* _Aim of the task_: Reproduce the listing below character for character; drop every image.

──────

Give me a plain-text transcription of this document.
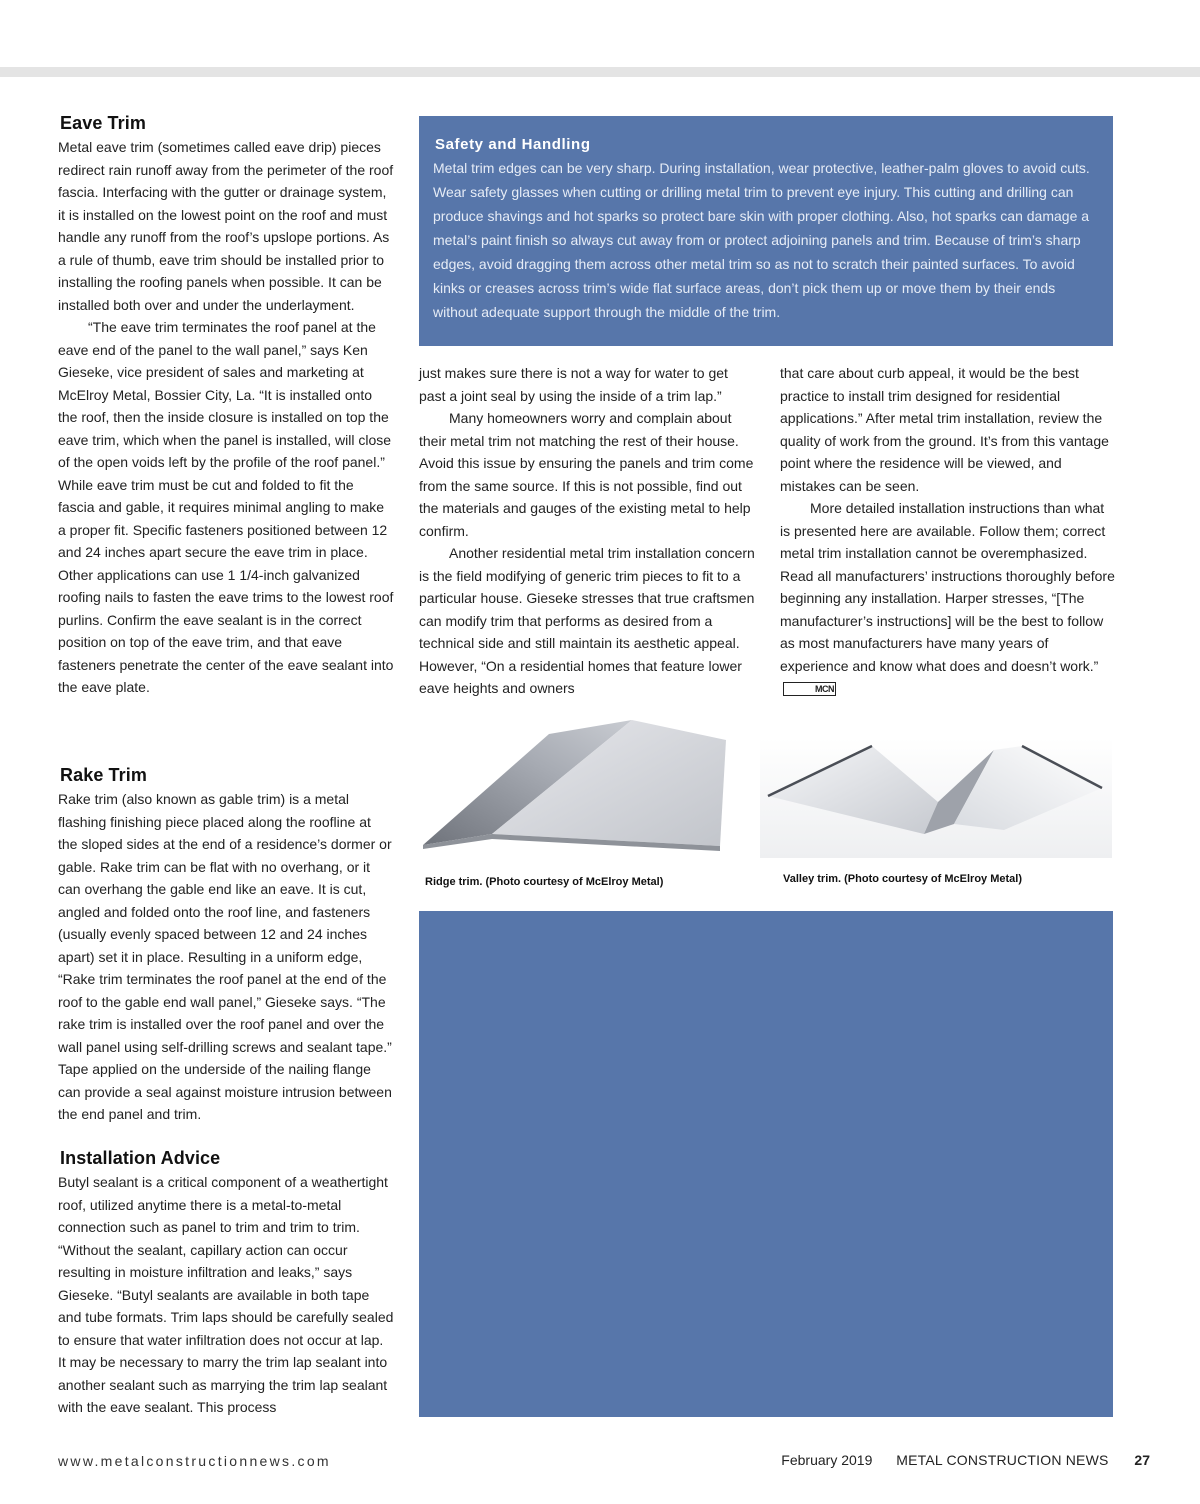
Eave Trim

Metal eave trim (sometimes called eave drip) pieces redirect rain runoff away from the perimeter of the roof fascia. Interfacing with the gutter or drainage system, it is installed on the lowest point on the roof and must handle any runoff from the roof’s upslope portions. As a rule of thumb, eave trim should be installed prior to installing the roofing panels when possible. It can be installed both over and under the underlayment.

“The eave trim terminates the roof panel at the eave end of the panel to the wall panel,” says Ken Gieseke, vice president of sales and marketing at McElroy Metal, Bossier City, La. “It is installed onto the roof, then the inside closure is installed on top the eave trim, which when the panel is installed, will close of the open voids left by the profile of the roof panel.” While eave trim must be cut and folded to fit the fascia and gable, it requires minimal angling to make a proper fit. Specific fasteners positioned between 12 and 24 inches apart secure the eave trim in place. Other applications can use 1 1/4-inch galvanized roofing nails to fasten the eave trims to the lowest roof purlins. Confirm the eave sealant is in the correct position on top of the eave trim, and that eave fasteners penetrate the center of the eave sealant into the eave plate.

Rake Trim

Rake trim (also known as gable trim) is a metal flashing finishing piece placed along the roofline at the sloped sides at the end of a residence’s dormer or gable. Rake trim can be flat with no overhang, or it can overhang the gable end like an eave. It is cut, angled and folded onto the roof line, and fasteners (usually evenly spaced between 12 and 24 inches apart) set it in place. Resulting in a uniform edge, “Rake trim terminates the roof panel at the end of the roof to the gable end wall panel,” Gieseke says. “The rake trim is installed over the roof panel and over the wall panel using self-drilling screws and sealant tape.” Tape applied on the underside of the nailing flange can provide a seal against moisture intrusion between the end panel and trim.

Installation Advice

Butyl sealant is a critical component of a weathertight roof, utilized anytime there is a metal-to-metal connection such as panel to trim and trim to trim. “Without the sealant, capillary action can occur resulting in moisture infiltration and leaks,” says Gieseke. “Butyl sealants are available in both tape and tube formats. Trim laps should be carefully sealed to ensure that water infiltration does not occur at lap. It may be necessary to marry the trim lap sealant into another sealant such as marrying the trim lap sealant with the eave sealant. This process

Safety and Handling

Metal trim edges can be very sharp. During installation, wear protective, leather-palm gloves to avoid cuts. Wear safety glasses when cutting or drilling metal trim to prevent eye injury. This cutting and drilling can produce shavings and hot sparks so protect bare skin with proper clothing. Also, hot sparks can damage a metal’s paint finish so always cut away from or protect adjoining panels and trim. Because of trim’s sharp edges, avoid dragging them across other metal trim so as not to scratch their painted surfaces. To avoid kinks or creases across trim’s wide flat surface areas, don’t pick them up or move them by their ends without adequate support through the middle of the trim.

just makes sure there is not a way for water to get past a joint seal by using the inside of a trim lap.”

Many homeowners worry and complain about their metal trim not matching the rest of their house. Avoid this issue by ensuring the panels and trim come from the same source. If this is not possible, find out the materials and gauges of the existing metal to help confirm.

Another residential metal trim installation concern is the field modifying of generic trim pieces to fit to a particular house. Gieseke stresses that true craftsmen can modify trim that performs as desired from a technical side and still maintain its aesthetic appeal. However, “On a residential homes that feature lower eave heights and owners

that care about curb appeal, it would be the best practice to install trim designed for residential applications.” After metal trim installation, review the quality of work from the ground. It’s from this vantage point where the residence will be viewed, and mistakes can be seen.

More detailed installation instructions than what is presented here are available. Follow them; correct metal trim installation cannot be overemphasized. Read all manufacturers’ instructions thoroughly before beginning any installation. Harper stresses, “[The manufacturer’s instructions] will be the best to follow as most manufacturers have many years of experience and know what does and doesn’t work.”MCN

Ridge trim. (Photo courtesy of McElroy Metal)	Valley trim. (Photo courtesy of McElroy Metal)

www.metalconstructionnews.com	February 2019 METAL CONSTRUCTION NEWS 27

──────

* _Correct output_:
Give me a plain-text transcription of this document.
Eave Trim

Metal eave trim (sometimes called eave drip) pieces redirect rain runoff away from the perimeter of the roof fascia. Interfacing with the gutter or drainage system, it is installed on the lowest point on the roof and must handle any runoff from the roof’s upslope portions. As a rule of thumb, eave trim should be installed prior to installing the roofing panels when possible. It can be installed both over and under the underlayment.

“The eave trim terminates the roof panel at the eave end of the panel to the wall panel,” says Ken Gieseke, vice president of sales and marketing at McElroy Metal, Bossier City, La. “It is installed onto the roof, then the inside closure is installed on top the eave trim, which when the panel is installed, will close of the open voids left by the profile of the roof panel.” While eave trim must be cut and folded to fit the fascia and gable, it requires minimal angling to make a proper fit. Specific fasteners positioned between 12 and 24 inches apart secure the eave trim in place. Other applications can use 1 1/4-inch galvanized roofing nails to fasten the eave trims to the lowest roof purlins. Confirm the eave sealant is in the correct position on top of the eave trim, and that eave fasteners penetrate the center of the eave sealant into the eave plate.

Rake Trim

Rake trim (also known as gable trim) is a metal flashing finishing piece placed along the roofline at the sloped sides at the end of a residence’s dormer or gable. Rake trim can be flat with no overhang, or it can overhang the gable end like an eave. It is cut, angled and folded onto the roof line, and fasteners (usually evenly spaced between 12 and 24 inches apart) set it in place. Resulting in a uniform edge, “Rake trim terminates the roof panel at the end of the roof to the gable end wall panel,” Gieseke says. “The rake trim is installed over the roof panel and over the wall panel using self-drilling screws and sealant tape.” Tape applied on the underside of the nailing flange can provide a seal against moisture intrusion between the end panel and trim.

Installation Advice

Butyl sealant is a critical component of a weathertight roof, utilized anytime there is a metal-to-metal connection such as panel to trim and trim to trim. “Without the sealant, capillary action can occur resulting in moisture infiltration and leaks,” says Gieseke. “Butyl sealants are available in both tape and tube formats. Trim laps should be carefully sealed to ensure that water infiltration does not occur at lap. It may be necessary to marry the trim lap sealant into another sealant such as marrying the trim lap sealant with the eave sealant. This process

Safety and Handling

Metal trim edges can be very sharp. During installation, wear protective, leather-palm gloves to avoid cuts. Wear safety glasses when cutting or drilling metal trim to prevent eye injury. This cutting and drilling can produce shavings and hot sparks so protect bare skin with proper clothing. Also, hot sparks can damage a metal’s paint finish so always cut away from or protect adjoining panels and trim. Because of trim’s sharp edges, avoid dragging them across other metal trim so as not to scratch their painted surfaces. To avoid kinks or creases across trim’s wide flat surface areas, don’t pick them up or move them by their ends without adequate support through the middle of the trim.

just makes sure there is not a way for water to get past a joint seal by using the inside of a trim lap.”

Many homeowners worry and complain about their metal trim not matching the rest of their house. Avoid this issue by ensuring the panels and trim come from the same source. If this is not possible, find out the materials and gauges of the existing metal to help confirm.

Another residential metal trim installation concern is the field modifying of generic trim pieces to fit to a particular house. Gieseke stresses that true craftsmen can modify trim that performs as desired from a technical side and still maintain its aesthetic appeal. However, “On a residential homes that feature lower eave heights and owners

that care about curb appeal, it would be the best practice to install trim designed for residential applications.” After metal trim installation, review the quality of work from the ground. It’s from this vantage point where the residence will be viewed, and mistakes can be seen.

More detailed installation instructions than what is presented here are available. Follow them; correct metal trim installation cannot be overemphasized. Read all manufacturers’ instructions thoroughly before beginning any installation. Harper stresses, “[The manufacturer’s instructions] will be the best to follow as most manufacturers have many years of experience and know what does and doesn’t work.”MCN

Ridge trim. (Photo courtesy of McElroy Metal)	Valley trim. (Photo courtesy of McElroy Metal)

www.metalconstructionnews.com	February 2019 METAL CONSTRUCTION NEWS 27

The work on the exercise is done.